[Records excerpted from a collection]

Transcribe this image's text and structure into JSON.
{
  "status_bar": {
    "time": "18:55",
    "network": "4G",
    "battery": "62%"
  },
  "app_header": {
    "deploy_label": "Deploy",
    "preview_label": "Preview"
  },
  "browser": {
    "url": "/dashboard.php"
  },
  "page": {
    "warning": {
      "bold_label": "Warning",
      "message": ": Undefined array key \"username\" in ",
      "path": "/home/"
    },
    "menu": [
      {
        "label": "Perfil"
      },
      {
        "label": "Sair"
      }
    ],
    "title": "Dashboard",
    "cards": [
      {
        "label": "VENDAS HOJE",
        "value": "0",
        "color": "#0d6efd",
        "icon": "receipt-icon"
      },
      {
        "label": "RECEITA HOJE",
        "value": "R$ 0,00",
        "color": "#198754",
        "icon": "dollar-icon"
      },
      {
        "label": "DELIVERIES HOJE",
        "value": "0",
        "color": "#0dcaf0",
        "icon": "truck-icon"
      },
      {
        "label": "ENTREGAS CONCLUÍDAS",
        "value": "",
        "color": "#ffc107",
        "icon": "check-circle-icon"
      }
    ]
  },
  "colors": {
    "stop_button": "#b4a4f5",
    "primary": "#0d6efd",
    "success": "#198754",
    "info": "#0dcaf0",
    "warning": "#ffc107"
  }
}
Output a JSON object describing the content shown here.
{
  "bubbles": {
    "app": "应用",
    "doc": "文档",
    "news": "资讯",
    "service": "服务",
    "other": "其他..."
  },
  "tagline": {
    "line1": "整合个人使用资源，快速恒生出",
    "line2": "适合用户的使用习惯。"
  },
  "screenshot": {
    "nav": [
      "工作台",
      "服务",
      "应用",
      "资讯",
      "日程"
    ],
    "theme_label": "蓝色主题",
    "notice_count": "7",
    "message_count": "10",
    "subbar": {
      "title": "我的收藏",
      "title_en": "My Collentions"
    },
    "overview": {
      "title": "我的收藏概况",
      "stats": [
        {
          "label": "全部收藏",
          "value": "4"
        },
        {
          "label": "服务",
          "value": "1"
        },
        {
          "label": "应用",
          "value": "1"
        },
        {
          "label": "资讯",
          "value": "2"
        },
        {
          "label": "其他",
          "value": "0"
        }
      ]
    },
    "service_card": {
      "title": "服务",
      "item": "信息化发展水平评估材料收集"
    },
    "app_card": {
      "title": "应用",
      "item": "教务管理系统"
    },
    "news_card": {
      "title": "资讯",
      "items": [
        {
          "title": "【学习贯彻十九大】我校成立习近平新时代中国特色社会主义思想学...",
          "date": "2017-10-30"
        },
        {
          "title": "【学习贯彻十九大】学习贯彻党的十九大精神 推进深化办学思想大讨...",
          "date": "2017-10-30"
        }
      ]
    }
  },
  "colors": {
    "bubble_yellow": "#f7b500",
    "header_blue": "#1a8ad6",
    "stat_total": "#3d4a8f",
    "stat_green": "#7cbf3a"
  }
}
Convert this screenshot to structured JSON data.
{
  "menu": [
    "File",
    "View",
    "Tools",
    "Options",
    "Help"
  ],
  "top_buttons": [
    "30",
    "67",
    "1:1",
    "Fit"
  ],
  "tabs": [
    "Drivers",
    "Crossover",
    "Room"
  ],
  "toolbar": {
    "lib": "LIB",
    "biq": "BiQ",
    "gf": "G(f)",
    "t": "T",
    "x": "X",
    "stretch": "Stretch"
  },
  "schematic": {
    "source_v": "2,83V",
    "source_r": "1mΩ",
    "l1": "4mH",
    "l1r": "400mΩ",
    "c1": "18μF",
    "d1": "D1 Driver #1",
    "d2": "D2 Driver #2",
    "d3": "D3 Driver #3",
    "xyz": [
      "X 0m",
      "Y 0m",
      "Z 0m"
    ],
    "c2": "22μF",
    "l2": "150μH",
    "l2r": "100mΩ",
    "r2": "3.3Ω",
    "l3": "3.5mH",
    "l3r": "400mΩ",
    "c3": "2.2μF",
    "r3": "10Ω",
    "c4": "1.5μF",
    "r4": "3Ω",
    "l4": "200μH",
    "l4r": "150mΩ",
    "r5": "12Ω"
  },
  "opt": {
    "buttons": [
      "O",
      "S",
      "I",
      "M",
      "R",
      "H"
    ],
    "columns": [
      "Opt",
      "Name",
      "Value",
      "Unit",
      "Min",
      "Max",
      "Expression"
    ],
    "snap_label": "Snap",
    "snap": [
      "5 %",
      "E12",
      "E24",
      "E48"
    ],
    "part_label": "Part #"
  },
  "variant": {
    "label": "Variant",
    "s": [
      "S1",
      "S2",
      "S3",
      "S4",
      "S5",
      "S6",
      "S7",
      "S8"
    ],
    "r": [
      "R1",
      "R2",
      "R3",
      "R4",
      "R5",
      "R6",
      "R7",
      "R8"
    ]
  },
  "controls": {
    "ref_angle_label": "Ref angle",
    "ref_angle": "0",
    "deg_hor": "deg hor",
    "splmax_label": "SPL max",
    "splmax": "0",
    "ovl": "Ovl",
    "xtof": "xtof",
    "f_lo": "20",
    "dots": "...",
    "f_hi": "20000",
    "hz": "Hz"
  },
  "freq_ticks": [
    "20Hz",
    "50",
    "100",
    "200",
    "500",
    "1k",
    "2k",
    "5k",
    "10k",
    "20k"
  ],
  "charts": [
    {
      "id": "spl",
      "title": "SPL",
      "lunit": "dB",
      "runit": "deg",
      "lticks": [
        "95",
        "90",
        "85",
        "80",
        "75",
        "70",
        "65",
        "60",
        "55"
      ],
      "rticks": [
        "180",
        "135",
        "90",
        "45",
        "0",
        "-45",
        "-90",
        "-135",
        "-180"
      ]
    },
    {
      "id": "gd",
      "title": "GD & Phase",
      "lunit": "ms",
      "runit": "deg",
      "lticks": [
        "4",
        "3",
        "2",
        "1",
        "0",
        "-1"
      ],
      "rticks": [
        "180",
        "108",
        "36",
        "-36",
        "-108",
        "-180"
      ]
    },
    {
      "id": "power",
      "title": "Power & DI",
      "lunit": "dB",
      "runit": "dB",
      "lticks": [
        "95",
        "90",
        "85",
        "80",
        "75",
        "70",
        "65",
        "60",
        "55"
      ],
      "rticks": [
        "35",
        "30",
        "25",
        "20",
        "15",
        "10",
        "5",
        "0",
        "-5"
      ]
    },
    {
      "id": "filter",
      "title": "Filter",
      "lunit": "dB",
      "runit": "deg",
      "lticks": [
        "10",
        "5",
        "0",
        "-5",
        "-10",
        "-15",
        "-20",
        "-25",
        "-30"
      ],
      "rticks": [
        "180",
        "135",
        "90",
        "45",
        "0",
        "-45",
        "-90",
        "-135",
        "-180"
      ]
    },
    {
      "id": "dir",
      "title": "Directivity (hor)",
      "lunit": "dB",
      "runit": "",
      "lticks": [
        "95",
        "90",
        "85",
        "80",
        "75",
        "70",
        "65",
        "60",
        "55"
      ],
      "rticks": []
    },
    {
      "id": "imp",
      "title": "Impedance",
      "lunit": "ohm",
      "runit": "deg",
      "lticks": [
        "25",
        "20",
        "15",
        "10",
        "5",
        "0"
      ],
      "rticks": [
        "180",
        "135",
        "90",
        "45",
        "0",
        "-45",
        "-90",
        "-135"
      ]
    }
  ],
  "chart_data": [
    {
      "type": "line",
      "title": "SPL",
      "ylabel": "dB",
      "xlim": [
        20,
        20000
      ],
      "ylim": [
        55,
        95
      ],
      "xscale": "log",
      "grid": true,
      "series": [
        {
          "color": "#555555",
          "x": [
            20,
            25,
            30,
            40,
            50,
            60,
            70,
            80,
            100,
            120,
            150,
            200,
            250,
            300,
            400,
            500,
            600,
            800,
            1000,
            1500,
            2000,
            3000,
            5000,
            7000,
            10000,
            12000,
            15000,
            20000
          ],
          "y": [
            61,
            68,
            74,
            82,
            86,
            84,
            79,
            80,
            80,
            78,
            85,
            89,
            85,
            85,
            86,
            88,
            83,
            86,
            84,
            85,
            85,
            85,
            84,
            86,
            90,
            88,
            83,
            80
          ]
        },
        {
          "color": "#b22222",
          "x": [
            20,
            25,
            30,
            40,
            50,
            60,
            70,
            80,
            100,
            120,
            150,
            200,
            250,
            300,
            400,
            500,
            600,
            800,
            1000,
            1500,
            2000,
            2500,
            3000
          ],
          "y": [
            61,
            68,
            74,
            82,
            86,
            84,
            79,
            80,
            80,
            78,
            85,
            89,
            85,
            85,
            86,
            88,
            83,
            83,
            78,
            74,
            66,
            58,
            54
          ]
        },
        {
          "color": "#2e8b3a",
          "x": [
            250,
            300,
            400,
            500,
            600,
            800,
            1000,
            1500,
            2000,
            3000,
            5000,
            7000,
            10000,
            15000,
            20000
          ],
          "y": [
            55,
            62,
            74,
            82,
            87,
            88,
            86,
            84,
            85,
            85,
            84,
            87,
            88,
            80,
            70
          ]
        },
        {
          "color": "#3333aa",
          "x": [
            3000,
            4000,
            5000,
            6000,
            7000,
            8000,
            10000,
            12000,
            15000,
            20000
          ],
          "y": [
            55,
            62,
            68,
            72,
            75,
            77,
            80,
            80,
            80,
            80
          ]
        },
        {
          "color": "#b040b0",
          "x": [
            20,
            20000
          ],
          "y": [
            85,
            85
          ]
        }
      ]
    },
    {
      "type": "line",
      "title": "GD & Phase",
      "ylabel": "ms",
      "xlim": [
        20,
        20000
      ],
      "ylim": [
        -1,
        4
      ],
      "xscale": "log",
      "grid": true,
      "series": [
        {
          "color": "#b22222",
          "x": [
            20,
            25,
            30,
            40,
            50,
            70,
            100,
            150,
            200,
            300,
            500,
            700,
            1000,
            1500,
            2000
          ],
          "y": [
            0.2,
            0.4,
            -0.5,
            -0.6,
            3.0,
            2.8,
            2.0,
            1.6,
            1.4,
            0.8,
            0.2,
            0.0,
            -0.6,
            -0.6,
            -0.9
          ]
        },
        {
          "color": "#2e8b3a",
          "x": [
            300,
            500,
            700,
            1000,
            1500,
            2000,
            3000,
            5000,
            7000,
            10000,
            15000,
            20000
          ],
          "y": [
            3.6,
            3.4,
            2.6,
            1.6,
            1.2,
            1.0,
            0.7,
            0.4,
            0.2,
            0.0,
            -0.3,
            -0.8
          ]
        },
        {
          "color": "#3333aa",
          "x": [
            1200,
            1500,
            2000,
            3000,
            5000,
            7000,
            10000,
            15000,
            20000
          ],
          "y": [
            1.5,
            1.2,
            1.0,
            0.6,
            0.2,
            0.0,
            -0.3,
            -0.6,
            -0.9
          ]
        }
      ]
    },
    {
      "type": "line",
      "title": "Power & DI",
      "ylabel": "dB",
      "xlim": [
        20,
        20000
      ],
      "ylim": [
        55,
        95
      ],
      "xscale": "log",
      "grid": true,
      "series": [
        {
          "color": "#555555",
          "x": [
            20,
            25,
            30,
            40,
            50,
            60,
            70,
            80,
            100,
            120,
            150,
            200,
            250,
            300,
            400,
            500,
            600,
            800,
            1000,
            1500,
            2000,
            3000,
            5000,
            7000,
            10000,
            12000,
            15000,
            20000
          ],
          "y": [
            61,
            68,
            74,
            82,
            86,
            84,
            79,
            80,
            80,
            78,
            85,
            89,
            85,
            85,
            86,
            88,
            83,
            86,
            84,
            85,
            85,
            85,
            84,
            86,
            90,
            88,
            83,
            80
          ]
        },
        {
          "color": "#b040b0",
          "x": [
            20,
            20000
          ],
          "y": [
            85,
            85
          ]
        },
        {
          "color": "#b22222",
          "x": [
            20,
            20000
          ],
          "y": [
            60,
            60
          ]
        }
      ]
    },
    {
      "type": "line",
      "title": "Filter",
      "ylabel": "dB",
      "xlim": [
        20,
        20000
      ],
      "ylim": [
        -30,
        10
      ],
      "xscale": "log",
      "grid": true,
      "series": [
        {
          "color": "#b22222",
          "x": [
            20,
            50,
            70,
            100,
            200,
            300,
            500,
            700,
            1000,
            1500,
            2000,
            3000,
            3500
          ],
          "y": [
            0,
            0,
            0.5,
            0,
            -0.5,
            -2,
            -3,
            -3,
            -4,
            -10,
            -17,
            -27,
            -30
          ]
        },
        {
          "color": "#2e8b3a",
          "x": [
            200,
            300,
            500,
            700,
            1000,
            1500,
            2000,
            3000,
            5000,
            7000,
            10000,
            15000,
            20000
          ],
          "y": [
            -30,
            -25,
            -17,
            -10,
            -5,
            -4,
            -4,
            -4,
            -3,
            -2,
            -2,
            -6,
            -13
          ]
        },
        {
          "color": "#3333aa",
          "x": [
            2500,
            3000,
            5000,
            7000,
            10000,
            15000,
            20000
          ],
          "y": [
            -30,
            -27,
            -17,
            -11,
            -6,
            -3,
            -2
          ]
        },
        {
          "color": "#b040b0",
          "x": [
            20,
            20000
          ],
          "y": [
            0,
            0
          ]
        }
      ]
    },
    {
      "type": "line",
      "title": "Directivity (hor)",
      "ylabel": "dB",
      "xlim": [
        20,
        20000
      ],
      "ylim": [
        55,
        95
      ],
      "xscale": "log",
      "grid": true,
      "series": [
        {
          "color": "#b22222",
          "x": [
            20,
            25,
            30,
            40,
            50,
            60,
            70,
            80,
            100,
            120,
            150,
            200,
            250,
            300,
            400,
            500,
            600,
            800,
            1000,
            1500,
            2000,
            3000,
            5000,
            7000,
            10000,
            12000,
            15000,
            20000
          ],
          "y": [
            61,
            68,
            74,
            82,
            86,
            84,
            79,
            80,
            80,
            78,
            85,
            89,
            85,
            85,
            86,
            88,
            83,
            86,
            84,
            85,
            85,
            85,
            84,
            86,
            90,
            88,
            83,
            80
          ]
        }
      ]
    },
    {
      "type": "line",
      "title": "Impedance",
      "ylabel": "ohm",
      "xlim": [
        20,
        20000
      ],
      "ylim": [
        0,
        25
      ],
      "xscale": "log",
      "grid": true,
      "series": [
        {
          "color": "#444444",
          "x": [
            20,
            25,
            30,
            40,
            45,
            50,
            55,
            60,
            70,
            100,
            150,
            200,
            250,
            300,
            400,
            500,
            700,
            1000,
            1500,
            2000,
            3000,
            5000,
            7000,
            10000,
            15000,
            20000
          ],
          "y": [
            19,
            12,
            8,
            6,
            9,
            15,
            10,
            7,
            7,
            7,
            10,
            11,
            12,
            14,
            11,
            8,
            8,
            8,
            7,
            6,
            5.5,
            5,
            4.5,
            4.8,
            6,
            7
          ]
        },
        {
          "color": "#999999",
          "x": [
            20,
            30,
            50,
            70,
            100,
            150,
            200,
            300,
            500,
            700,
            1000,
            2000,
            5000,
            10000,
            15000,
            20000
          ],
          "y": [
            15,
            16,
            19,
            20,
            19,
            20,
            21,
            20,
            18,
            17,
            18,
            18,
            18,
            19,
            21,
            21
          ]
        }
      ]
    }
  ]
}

Exercise directions:
Return every line holding the word "icon" from the records.

Task solution:
        "icon": "receipt-icon"
        "icon": "dollar-icon"
        "icon": "truck-icon"
        "icon": "check-circle-icon"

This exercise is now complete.